| WHAT TO DO |
Write out the listing below without alteration, omitting its pictures.

* * * * * * * * *

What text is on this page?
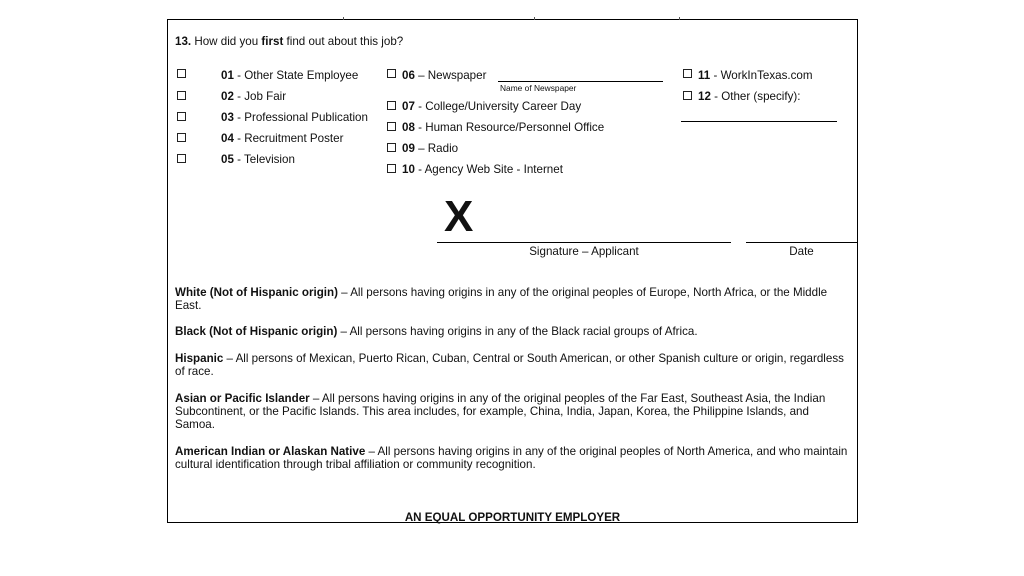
13. How did you first find out about this job?
01 - Other State Employee
02 - Job Fair
03 - Professional Publication
04 - Recruitment Poster
05 - Television
06 – Newspaper
Name of Newspaper
07 - College/University Career Day
08 - Human Resource/Personnel Office
09 – Radio
10 - Agency Web Site - Internet
11 - WorkInTexas.com
12 - Other (specify):
X
Signature – Applicant	Date
White (Not of Hispanic origin) – All persons having origins in any of the original peoples of Europe, North Africa, or the Middle East.
Black (Not of Hispanic origin) – All persons having origins in any of the Black racial groups of Africa.
Hispanic – All persons of Mexican, Puerto Rican, Cuban, Central or South American, or other Spanish culture or origin, regardless of race.
Asian or Pacific Islander – All persons having origins in any of the original peoples of the Far East, Southeast Asia, the Indian Subcontinent, or the Pacific Islands. This area includes, for example, China, India, Japan, Korea, the Philippine Islands, and Samoa.
American Indian or Alaskan Native – All persons having origins in any of the original peoples of North America, and who maintain cultural identification through tribal affiliation or community recognition.
AN EQUAL OPPORTUNITY EMPLOYER
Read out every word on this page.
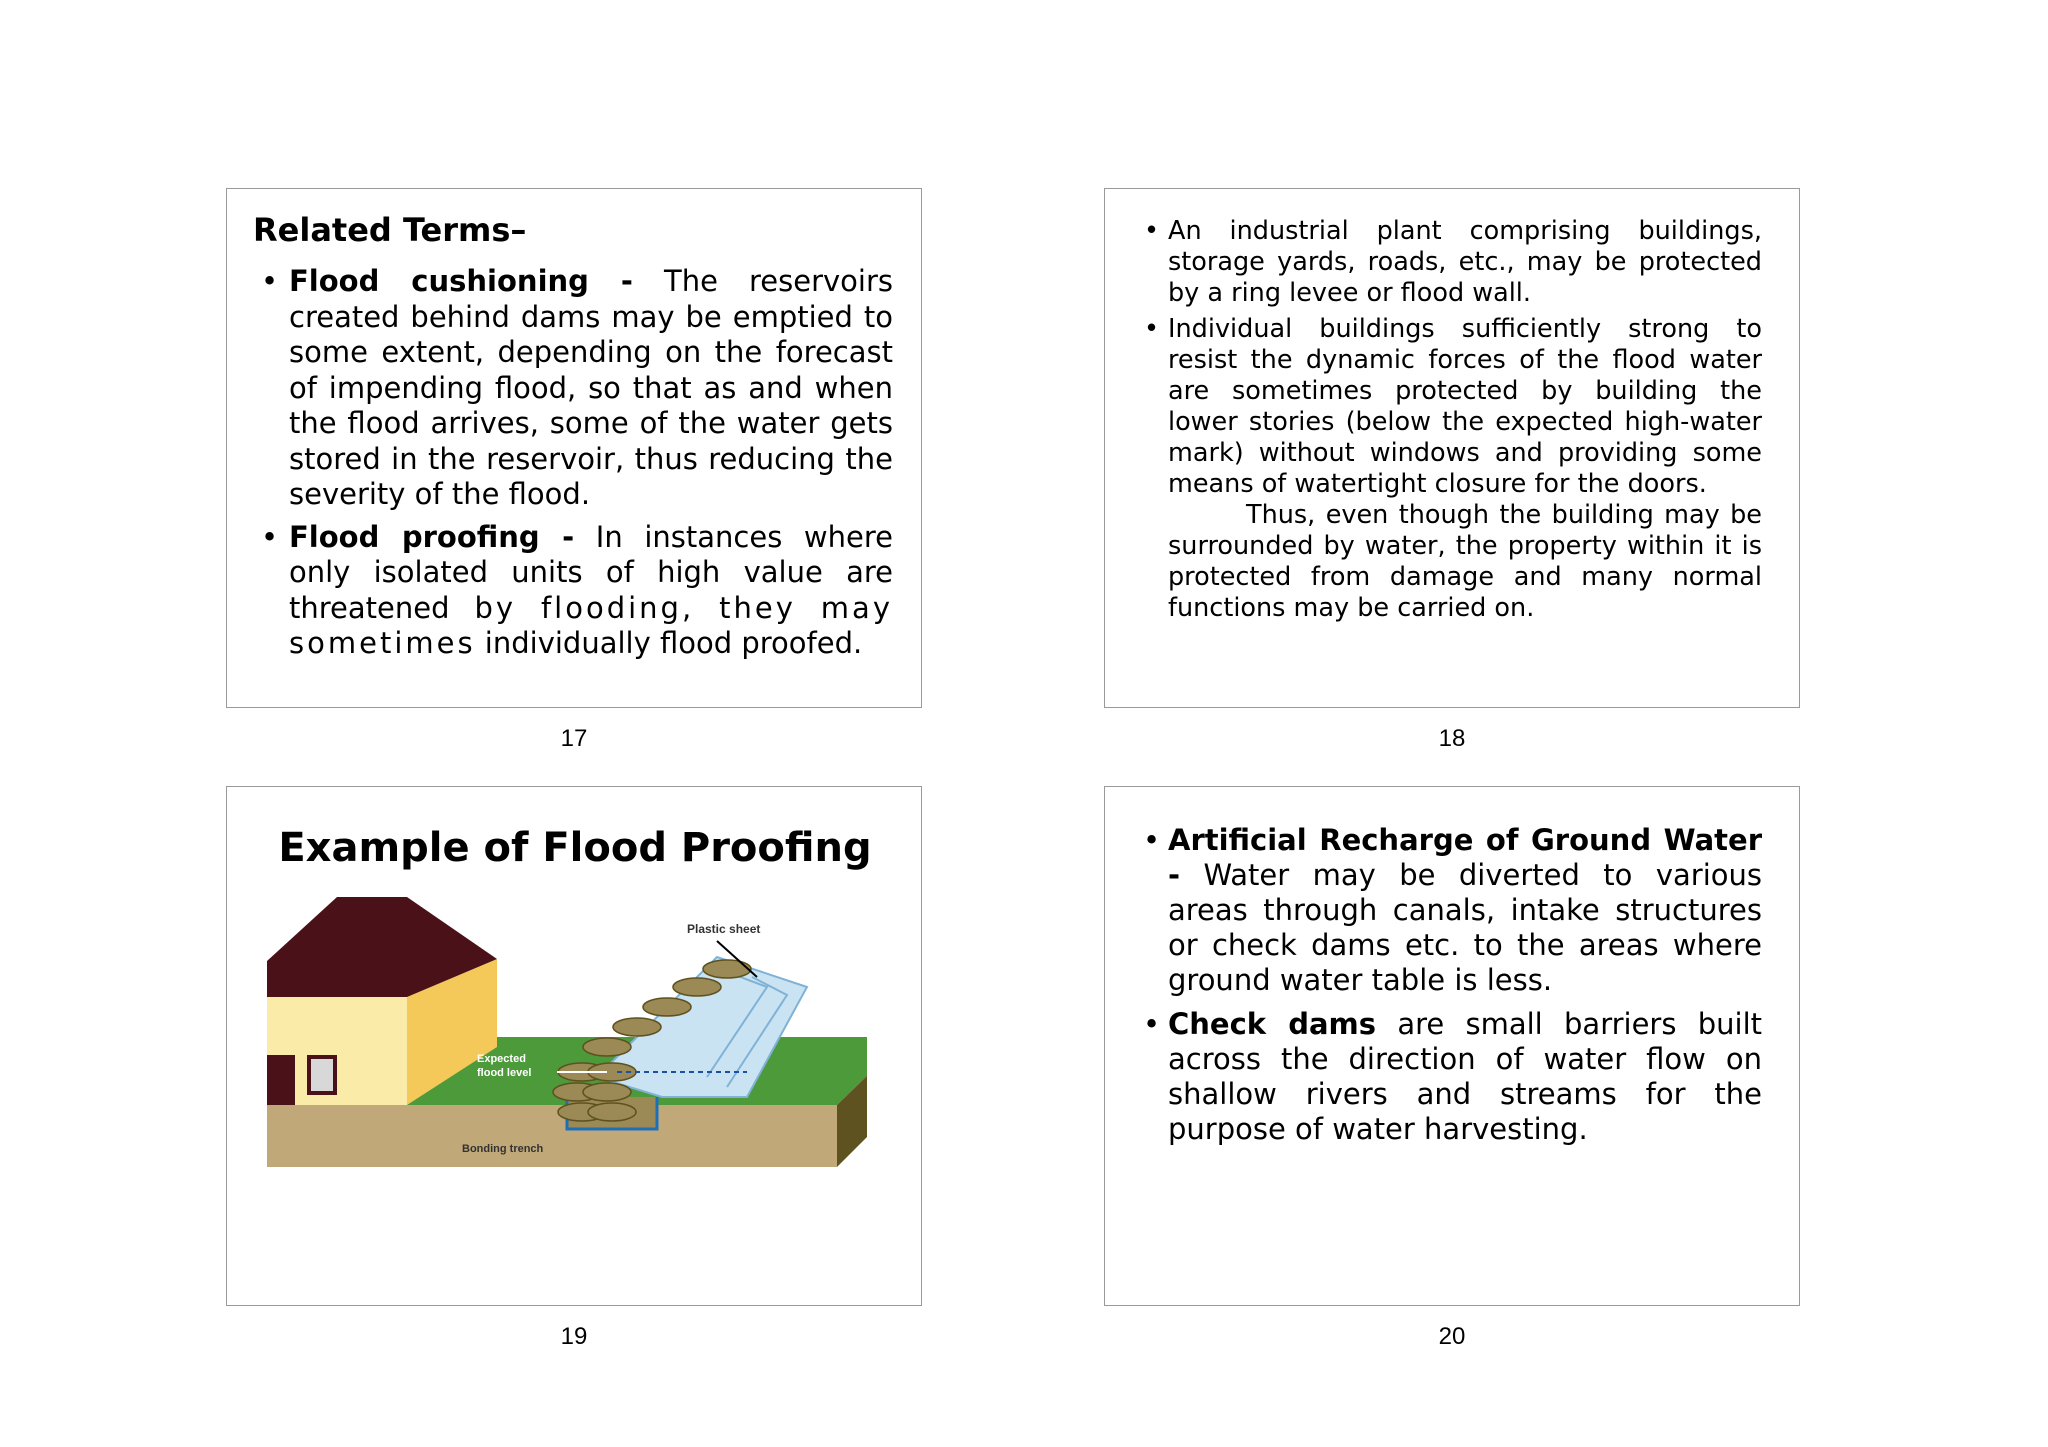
Related Terms–
• Flood cushioning - The reservoirs created behind dams may be emptied to some extent, depending on the forecast of impending flood, so that as and when the flood arrives, some of the water gets stored in the reservoir, thus reducing the severity of the flood.
• Flood proofing - In instances where only isolated units of high value are threatened by flooding, they may sometimes individually flood proofed.
17
• An industrial plant comprising buildings, storage yards, roads, etc., may be protected by a ring levee or flood wall.
• Individual buildings sufficiently strong to resist the dynamic forces of the flood water are sometimes protected by building the lower stories (below the expected high-water mark) without windows and providing some means of watertight closure for the doors.
Thus, even though the building may be surrounded by water, the property within it is protected from damage and many normal functions may be carried on.
18
Example of Flood Proofing
Plastic sheet
Expected
flood level
Bonding trench
19
• Artificial Recharge of Ground Water - Water may be diverted to various areas through canals, intake structures or check dams etc. to the areas where ground water table is less.
• Check dams are small barriers built across the direction of water flow on shallow rivers and streams for the purpose of water harvesting.
20
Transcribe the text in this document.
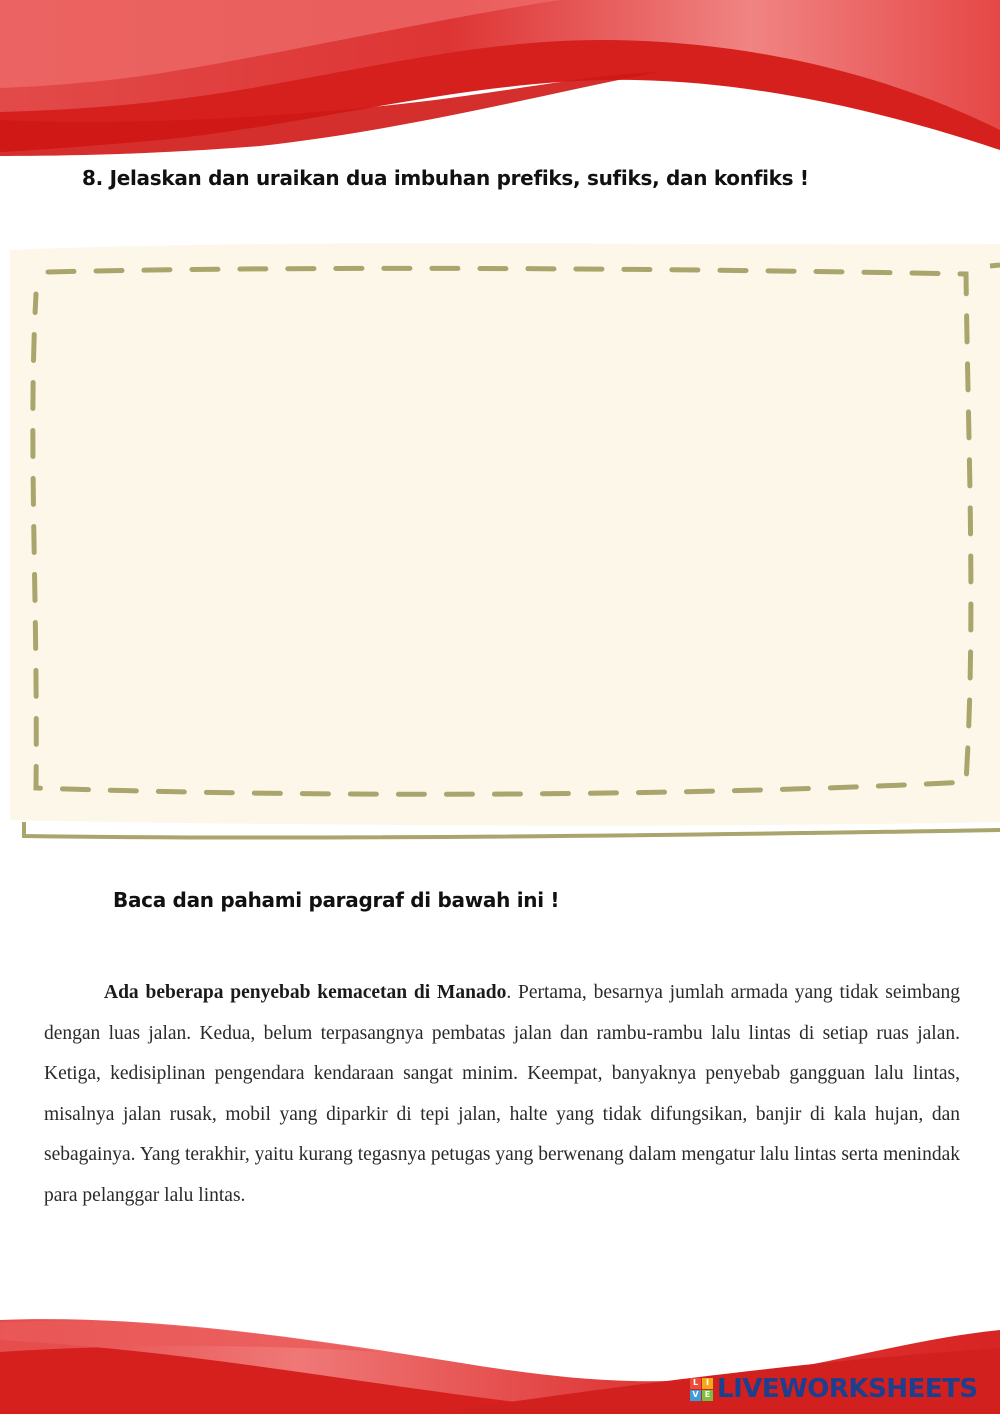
8. Jelaskan dan uraikan dua imbuhan prefiks, sufiks, dan konfiks !

Baca dan pahami paragraf di bawah ini !

Ada beberapa penyebab kemacetan di Manado. Pertama, besarnya jumlah armada yang tidak seimbang dengan luas jalan. Kedua, belum terpasangnya pembatas jalan dan rambu-rambu lalu lintas di setiap ruas jalan. Ketiga, kedisiplinan pengendara kendaraan sangat minim. Keempat, banyaknya penyebab gangguan lalu lintas, misalnya jalan rusak, mobil yang diparkir di tepi jalan, halte yang tidak difungsikan, banjir di kala hujan, dan sebagainya. Yang terakhir, yaitu kurang tegasnya petugas yang berwenang dalam mengatur lalu lintas serta menindak para pelanggar lalu lintas.

L I
V E LIVEWORKSHEETS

* * * * * * * * *

| CORRECT RESULT |
What text is on this page?
13. How did you first find out about this job?
01 - Other State Employee
02 - Job Fair
03 - Professional Publication
04 - Recruitment Poster
05 - Television
06 – Newspaper
Name of Newspaper
07 - College/University Career Day
08 - Human Resource/Personnel Office
09 – Radio
10 - Agency Web Site - Internet
11 - WorkInTexas.com
12 - Other (specify):
X
Signature – Applicant	Date
White (Not of Hispanic origin) – All persons having origins in any of the original peoples of Europe, North Africa, or the Middle East.
Black (Not of Hispanic origin) – All persons having origins in any of the Black racial groups of Africa.
Hispanic – All persons of Mexican, Puerto Rican, Cuban, Central or South American, or other Spanish culture or origin, regardless of race.
Asian or Pacific Islander – All persons having origins in any of the original peoples of the Far East, Southeast Asia, the Indian Subcontinent, or the Pacific Islands. This area includes, for example, China, India, Japan, Korea, the Philippine Islands, and Samoa.
American Indian or Alaskan Native – All persons having origins in any of the original peoples of North America, and who maintain cultural identification through tribal affiliation or community recognition.
AN EQUAL OPPORTUNITY EMPLOYER
Read out every word on this page.
Related Terms–
• Flood cushioning - The reservoirs created behind dams may be emptied to some extent, depending on the forecast of impending flood, so that as and when the flood arrives, some of the water gets stored in the reservoir, thus reducing the severity of the flood.
• Flood proofing - In instances where only isolated units of high value are threatened by flooding, they may sometimes individually flood proofed.
17
• An industrial plant comprising buildings, storage yards, roads, etc., may be protected by a ring levee or flood wall.
• Individual buildings sufficiently strong to resist the dynamic forces of the flood water are sometimes protected by building the lower stories (below the expected high-water mark) without windows and providing some means of watertight closure for the doors.
Thus, even though the building may be surrounded by water, the property within it is protected from damage and many normal functions may be carried on.
18
Example of Flood Proofing
Plastic sheet
Expected
flood level
Bonding trench
19
• Artificial Recharge of Ground Water - Water may be diverted to various areas through canals, intake structures or check dams etc. to the areas where ground water table is less.
• Check dams are small barriers built across the direction of water flow on shallow rivers and streams for the purpose of water harvesting.
20
Transcribe the text in this document.
8. Jelaskan dan uraikan dua imbuhan prefiks, sufiks, dan konfiks !

Baca dan pahami paragraf di bawah ini !

Ada beberapa penyebab kemacetan di Manado. Pertama, besarnya jumlah armada yang tidak seimbang dengan luas jalan. Kedua, belum terpasangnya pembatas jalan dan rambu-rambu lalu lintas di setiap ruas jalan. Ketiga, kedisiplinan pengendara kendaraan sangat minim. Keempat, banyaknya penyebab gangguan lalu lintas, misalnya jalan rusak, mobil yang diparkir di tepi jalan, halte yang tidak difungsikan, banjir di kala hujan, dan sebagainya. Yang terakhir, yaitu kurang tegasnya petugas yang berwenang dalam mengatur lalu lintas serta menindak para pelanggar lalu lintas.

L I
V E LIVEWORKSHEETS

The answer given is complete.